WHAT YOU HAVE TO DO →
Without the pictures, set down the records below word for word.
◆ ◆ ◆ ◆
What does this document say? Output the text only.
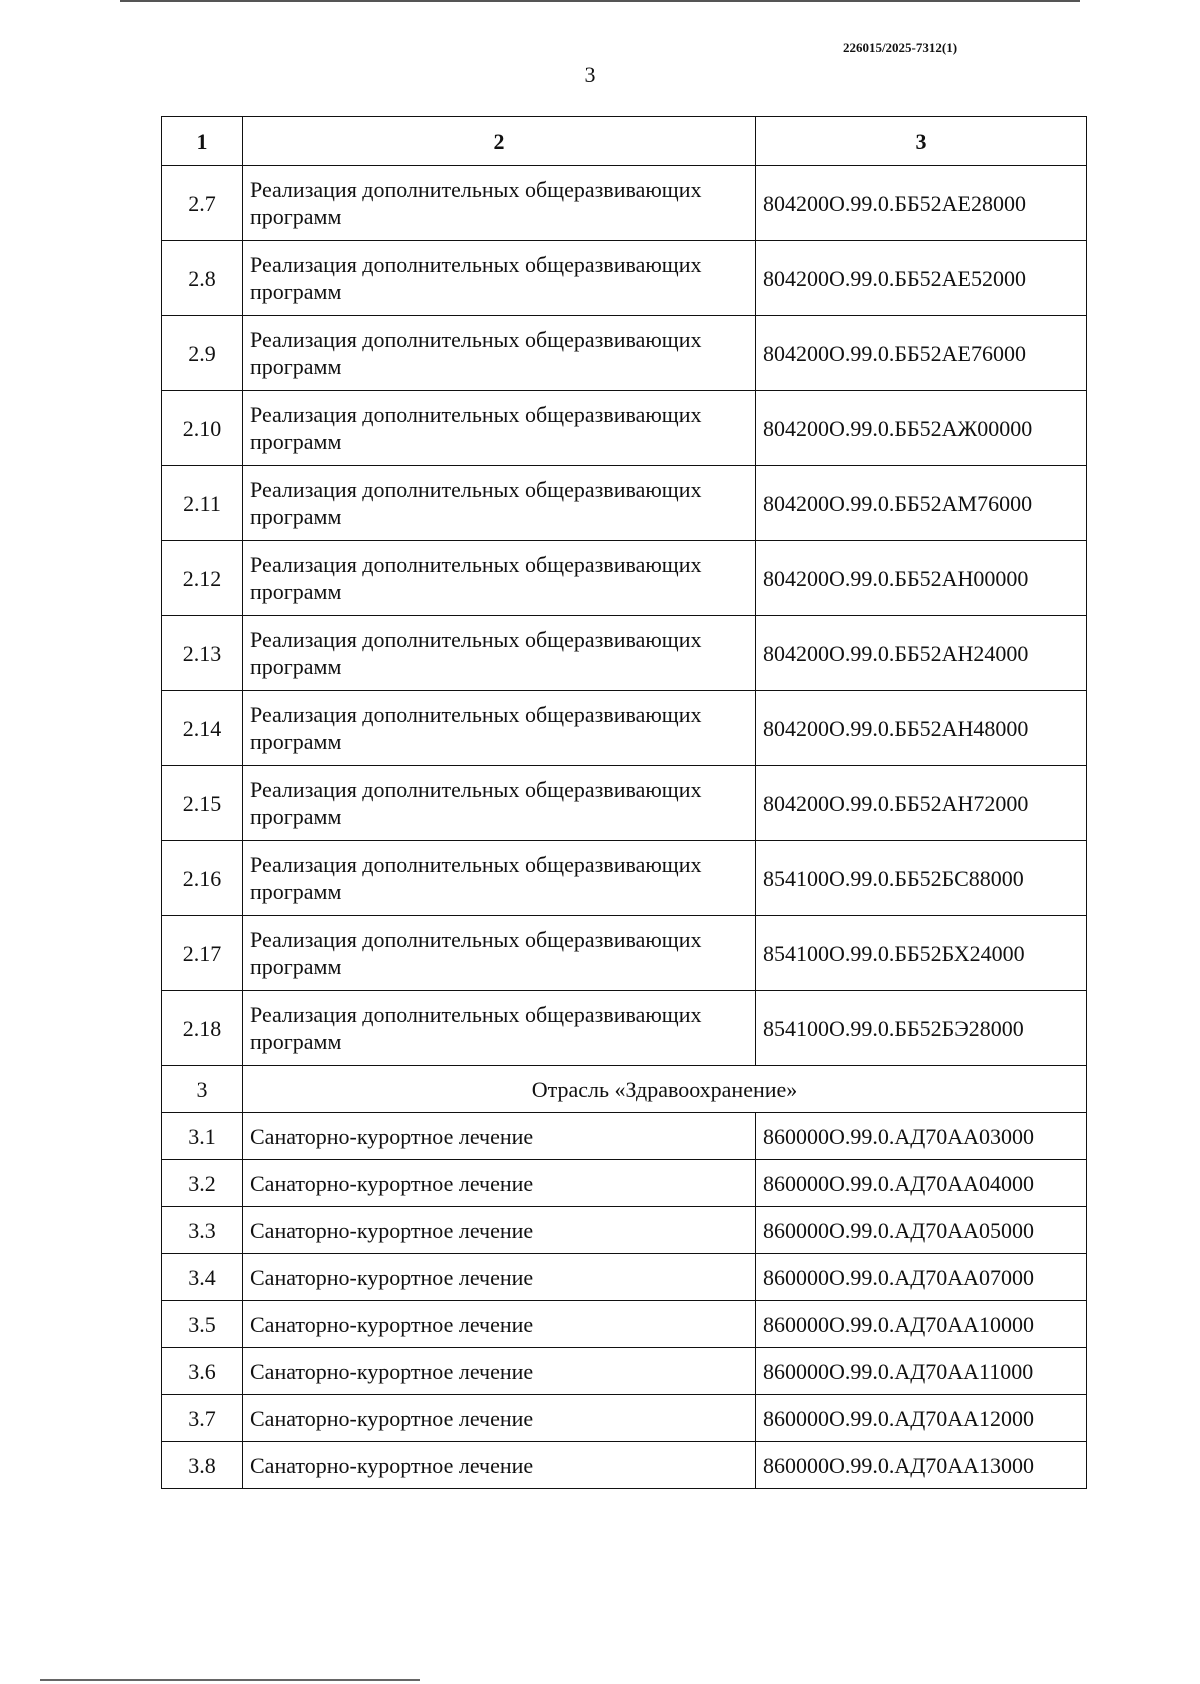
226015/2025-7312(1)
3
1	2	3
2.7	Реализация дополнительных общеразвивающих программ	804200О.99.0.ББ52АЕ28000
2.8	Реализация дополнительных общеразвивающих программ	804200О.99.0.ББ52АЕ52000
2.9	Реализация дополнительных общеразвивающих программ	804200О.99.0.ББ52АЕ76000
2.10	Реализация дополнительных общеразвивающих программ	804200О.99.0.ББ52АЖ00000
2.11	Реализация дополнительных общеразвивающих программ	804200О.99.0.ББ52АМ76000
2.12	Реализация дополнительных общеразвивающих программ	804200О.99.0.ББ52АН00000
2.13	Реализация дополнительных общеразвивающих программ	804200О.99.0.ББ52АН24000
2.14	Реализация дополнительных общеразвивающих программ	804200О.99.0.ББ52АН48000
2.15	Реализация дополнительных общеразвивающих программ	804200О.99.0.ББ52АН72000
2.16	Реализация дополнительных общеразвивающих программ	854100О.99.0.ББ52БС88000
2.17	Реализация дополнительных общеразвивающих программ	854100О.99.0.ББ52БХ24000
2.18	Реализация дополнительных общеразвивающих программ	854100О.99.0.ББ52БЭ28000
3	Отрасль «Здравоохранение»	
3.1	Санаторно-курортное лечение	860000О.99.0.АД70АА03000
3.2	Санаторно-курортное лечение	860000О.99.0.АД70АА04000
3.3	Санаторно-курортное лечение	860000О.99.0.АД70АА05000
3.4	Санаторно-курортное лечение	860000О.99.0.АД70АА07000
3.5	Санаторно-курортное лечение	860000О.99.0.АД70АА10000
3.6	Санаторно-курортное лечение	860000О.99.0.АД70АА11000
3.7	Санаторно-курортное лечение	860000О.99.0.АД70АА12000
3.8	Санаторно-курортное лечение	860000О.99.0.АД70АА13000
◆ ◆ ◆ ◆
CORRECT RESULT →
What does this document say? Output the text only.
226015/2025-7312(1)
3
1	2	3
2.7	Реализация дополнительных общеразвивающих программ	804200О.99.0.ББ52АЕ28000
2.8	Реализация дополнительных общеразвивающих программ	804200О.99.0.ББ52АЕ52000
2.9	Реализация дополнительных общеразвивающих программ	804200О.99.0.ББ52АЕ76000
2.10	Реализация дополнительных общеразвивающих программ	804200О.99.0.ББ52АЖ00000
2.11	Реализация дополнительных общеразвивающих программ	804200О.99.0.ББ52АМ76000
2.12	Реализация дополнительных общеразвивающих программ	804200О.99.0.ББ52АН00000
2.13	Реализация дополнительных общеразвивающих программ	804200О.99.0.ББ52АН24000
2.14	Реализация дополнительных общеразвивающих программ	804200О.99.0.ББ52АН48000
2.15	Реализация дополнительных общеразвивающих программ	804200О.99.0.ББ52АН72000
2.16	Реализация дополнительных общеразвивающих программ	854100О.99.0.ББ52БС88000
2.17	Реализация дополнительных общеразвивающих программ	854100О.99.0.ББ52БХ24000
2.18	Реализация дополнительных общеразвивающих программ	854100О.99.0.ББ52БЭ28000
3	Отрасль «Здравоохранение»	
3.1	Санаторно-курортное лечение	860000О.99.0.АД70АА03000
3.2	Санаторно-курортное лечение	860000О.99.0.АД70АА04000
3.3	Санаторно-курортное лечение	860000О.99.0.АД70АА05000
3.4	Санаторно-курортное лечение	860000О.99.0.АД70АА07000
3.5	Санаторно-курортное лечение	860000О.99.0.АД70АА10000
3.6	Санаторно-курортное лечение	860000О.99.0.АД70АА11000
3.7	Санаторно-курортное лечение	860000О.99.0.АД70АА12000
3.8	Санаторно-курортное лечение	860000О.99.0.АД70АА13000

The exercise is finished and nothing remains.